Search the material for "الله" and show all lines that contain it.
— BEGIN Records to use —
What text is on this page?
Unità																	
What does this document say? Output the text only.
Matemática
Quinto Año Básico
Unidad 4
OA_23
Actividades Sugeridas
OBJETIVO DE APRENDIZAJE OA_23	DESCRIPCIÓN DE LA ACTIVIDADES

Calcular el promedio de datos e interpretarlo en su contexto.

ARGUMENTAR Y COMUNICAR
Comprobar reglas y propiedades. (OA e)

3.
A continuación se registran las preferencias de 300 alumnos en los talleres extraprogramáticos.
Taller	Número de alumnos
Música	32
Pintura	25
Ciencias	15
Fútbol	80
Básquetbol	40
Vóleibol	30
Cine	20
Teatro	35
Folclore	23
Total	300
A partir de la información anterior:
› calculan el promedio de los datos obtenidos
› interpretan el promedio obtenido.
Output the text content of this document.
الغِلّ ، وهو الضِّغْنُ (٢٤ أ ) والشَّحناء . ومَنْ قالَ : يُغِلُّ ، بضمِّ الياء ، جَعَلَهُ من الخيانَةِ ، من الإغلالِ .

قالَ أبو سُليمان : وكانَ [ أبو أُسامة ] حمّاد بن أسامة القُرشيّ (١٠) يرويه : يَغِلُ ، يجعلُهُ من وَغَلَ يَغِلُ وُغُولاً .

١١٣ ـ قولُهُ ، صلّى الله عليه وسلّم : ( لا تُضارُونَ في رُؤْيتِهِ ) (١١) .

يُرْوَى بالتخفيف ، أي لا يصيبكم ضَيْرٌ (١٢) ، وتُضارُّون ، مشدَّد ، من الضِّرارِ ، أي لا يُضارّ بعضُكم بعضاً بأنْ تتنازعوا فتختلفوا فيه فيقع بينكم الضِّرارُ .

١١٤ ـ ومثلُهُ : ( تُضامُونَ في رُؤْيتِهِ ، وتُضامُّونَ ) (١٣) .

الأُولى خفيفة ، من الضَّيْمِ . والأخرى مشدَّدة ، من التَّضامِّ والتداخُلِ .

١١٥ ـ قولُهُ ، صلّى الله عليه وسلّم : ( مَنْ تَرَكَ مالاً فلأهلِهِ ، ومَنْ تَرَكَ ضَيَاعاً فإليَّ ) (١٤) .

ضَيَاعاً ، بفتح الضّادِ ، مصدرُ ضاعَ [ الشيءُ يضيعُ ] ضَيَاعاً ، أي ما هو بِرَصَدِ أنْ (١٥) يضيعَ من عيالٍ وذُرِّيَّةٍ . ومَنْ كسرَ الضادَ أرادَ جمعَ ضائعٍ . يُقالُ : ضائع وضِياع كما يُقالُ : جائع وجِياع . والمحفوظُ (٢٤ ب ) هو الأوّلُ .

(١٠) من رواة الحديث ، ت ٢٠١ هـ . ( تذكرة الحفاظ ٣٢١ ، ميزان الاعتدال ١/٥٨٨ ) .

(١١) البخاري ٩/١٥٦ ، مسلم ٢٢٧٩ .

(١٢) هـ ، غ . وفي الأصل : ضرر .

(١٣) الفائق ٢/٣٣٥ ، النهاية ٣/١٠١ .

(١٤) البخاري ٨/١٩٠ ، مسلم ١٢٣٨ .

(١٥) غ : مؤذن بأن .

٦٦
— END Records to use —
◆ Finished exercise
١١٣ ـ قولُهُ ، صلّى الله عليه وسلّم : ( لا تُضارُونَ في رُؤْيتِهِ ) (١١) .
١١٥ ـ قولُهُ ، صلّى الله عليه وسلّم : ( مَنْ تَرَكَ مالاً فلأهلِهِ ، ومَنْ تَرَكَ ضَيَاعاً فإليَّ ) (١٤) .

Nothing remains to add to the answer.